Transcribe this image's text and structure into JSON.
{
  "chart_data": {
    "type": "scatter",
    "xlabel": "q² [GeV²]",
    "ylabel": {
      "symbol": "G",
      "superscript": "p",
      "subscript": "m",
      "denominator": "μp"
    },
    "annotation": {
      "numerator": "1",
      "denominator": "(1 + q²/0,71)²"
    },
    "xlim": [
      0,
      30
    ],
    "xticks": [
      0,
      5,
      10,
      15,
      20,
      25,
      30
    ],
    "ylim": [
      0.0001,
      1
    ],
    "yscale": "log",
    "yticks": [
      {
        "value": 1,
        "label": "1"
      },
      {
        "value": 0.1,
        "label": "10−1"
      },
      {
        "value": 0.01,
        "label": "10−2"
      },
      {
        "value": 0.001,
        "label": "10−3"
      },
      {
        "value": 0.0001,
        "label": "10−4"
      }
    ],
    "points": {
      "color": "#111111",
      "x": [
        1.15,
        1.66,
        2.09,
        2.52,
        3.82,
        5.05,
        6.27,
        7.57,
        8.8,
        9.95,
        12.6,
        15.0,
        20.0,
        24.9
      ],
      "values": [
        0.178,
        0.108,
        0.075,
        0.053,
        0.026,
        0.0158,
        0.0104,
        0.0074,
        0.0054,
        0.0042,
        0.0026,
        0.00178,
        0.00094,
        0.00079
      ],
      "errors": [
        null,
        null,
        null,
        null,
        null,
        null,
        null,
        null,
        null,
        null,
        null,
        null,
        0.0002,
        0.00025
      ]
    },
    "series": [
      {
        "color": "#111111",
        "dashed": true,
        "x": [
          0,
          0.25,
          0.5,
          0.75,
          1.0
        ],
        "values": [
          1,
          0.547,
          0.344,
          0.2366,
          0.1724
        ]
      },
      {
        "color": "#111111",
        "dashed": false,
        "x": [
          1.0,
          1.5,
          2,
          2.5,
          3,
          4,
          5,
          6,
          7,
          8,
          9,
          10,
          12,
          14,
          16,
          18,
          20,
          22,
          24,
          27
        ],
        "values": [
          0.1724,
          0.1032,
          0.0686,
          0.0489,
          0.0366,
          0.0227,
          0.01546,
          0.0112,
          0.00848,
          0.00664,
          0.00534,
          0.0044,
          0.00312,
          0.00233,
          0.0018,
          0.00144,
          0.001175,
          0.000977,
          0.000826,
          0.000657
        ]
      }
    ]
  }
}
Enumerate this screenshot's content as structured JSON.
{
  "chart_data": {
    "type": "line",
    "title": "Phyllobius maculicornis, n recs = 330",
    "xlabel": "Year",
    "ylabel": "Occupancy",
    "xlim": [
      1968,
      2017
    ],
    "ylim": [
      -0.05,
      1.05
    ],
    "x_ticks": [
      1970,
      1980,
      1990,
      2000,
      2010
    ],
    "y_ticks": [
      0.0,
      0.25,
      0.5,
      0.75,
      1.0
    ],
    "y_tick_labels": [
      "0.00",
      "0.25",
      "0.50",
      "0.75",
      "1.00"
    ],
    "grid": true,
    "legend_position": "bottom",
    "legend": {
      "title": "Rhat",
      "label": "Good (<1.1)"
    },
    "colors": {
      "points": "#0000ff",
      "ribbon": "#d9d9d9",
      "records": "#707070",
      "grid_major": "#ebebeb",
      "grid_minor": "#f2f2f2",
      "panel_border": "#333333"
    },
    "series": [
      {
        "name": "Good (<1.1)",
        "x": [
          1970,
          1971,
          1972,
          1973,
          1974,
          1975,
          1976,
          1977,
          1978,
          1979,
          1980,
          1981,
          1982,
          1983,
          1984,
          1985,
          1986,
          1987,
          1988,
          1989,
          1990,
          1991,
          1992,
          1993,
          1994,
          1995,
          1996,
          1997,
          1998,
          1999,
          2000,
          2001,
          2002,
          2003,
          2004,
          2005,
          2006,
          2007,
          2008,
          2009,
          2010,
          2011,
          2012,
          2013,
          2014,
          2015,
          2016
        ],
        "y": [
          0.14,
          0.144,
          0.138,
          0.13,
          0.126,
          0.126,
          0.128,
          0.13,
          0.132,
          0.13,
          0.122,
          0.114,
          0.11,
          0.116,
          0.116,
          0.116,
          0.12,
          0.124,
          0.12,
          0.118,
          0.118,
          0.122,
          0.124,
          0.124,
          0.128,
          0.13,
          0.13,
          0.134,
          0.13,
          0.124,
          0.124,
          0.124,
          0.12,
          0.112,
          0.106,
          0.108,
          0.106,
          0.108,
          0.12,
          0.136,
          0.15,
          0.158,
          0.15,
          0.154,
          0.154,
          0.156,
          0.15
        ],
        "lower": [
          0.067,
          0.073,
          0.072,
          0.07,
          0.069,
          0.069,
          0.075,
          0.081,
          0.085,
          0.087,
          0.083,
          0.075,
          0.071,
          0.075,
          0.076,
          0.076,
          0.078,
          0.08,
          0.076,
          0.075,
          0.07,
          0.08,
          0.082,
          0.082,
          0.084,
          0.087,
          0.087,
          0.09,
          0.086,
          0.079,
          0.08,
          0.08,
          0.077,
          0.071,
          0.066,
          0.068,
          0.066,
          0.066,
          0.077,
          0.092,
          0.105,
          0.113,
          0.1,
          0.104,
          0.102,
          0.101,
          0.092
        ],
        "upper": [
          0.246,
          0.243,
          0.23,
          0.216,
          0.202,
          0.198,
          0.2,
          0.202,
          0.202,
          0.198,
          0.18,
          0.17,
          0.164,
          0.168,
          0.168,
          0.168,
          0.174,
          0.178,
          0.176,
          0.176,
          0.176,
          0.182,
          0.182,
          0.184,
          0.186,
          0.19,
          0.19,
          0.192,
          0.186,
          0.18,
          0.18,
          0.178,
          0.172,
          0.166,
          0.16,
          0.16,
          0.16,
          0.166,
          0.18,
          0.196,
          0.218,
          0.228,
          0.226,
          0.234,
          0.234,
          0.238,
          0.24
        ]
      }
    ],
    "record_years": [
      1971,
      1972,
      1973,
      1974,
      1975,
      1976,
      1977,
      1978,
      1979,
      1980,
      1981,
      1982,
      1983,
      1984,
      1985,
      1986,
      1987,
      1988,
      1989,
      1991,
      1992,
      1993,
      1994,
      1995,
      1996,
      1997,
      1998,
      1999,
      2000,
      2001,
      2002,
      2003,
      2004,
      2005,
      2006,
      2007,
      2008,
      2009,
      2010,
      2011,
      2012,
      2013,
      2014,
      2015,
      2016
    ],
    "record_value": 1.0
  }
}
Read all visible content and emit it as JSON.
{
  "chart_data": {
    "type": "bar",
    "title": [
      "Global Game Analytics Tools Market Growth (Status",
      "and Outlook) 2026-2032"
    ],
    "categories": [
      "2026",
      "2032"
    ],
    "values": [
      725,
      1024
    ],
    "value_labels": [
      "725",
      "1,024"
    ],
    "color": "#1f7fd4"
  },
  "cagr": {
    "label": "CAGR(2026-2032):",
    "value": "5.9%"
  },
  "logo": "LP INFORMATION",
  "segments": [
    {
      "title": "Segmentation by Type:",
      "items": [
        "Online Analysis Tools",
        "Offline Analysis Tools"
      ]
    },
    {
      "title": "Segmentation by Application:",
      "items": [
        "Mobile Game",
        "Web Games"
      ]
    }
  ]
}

__To be done__. Scan the material above. Copy each line where "title" occurs.

__Result of the task__.
    "title": "Phyllobius maculicornis, n recs = 330",
      "title": "Rhat",
    "title": [
      "title": "Segmentation by Type:",
      "title": "Segmentation by Application:",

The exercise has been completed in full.